-------- EXCERPTED TEXT
2020-05-14 12:07:19.711478: I tensorflow/core/common_runtime/gpu/gpu_device.cc:1247] Created TensorFlow device (/job:localhost/replica:0/task:0/device:GPU:0 with 7444 MB memory) -> physical GPU (device: 0, name: Navi 10 [Radeon RX 5600 OEM/5600 XT / 5700/5700 XT], pci bus id: 0000:03:00.0)
3
>>
Tensorflow for R
Installation is trivial again since there is a
tensorflow for R package, just run (as a user that is in the group
staff
, which normally own
/usr/local/lib/R
)
$ R
...
> install.packages("tensorflow")
..
Do not call the R function
install_tensorflow()
since Tensorflow is already installed and functional!
With that done, R can use the AMD GPU for computations:
$ R
...
> library(tensorflow)
> tf$constant("Hellow Tensorflow")
2020-05-14 12:14:24.185609: I tensorflow/stream_executor/platform/default/dso_loader.cc:44] Successfully opened dynamic library libhip_hcc.so
...
----------------
→ **HOW TO COMPLETE THIS TASK**: Copy out the passage of the text on Tensorflow for R that starts at the words "2020-05-14 12:07:19.711478: I" and ends after the words "bus id: 0000:03:00.0)". The records that come next are separate material and are not part of the text on Tensorflow for R.
-------- RECORD SET
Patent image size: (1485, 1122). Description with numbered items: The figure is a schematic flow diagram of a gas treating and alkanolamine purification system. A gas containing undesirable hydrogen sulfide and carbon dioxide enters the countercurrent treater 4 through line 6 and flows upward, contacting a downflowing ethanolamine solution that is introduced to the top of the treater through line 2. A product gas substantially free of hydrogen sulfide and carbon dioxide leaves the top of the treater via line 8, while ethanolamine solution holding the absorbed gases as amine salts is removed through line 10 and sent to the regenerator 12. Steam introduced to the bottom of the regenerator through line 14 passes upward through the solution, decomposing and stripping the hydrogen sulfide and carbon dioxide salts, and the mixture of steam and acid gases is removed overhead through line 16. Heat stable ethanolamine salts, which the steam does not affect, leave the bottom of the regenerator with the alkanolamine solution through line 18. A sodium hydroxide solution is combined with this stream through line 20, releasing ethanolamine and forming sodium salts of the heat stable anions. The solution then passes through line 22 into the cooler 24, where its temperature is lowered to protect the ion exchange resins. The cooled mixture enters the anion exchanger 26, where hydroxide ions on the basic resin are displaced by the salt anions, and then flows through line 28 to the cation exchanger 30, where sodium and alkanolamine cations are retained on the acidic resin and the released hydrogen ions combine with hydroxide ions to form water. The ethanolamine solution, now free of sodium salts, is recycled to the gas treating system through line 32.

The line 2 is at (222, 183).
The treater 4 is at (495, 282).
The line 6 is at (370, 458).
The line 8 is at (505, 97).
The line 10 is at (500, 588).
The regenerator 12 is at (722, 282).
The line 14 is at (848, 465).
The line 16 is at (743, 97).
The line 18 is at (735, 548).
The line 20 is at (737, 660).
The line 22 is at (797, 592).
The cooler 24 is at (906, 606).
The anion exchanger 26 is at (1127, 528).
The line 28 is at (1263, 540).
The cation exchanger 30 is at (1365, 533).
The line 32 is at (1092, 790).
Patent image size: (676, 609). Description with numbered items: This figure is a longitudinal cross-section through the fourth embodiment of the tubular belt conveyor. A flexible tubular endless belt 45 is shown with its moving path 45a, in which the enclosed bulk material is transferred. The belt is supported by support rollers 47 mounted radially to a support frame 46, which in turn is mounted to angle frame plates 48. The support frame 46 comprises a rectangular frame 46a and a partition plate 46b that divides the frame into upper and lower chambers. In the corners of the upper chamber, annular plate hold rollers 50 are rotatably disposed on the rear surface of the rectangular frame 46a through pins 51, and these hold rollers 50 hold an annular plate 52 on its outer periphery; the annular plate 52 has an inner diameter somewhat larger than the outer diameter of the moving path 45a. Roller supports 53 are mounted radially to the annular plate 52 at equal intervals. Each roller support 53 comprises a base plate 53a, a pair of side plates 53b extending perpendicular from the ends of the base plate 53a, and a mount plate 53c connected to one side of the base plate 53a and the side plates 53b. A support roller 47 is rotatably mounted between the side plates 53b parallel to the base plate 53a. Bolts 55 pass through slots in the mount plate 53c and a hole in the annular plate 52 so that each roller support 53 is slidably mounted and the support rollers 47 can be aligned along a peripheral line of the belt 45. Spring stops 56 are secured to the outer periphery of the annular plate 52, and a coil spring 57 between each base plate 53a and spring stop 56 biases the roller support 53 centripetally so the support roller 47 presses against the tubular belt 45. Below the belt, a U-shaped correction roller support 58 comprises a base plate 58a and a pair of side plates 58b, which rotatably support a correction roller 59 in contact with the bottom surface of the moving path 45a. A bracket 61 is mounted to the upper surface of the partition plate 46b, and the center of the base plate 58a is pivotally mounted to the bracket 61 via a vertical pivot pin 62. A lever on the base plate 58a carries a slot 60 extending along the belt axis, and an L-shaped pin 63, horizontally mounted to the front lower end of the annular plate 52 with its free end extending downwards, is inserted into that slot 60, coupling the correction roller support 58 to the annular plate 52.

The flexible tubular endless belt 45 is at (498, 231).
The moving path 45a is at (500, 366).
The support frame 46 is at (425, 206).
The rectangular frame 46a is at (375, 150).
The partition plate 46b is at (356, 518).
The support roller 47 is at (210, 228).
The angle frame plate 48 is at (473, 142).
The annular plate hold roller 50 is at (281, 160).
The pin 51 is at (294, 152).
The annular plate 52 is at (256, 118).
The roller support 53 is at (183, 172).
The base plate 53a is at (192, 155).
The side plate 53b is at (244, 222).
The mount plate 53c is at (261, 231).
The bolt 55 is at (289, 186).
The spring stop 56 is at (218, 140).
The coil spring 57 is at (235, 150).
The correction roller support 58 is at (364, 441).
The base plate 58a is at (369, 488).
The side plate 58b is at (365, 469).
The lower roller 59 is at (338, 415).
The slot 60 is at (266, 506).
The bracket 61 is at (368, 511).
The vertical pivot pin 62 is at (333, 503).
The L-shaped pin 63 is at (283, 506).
----------------
→ **WRITTEN REPLY**:
2020-05-14 12:07:19.711478: I tensorflow/core/common_runtime/gpu/gpu_device.cc:1247] Created TensorFlow device (/job:localhost/replica:0/task:0/device:GPU:0 with 7444 MB memory) -> physical GPU (device: 0, name: Navi 10 [Radeon RX 5600 OEM/5600 XT / 5700/5700 XT], pci bus id: 0000:03:00.0)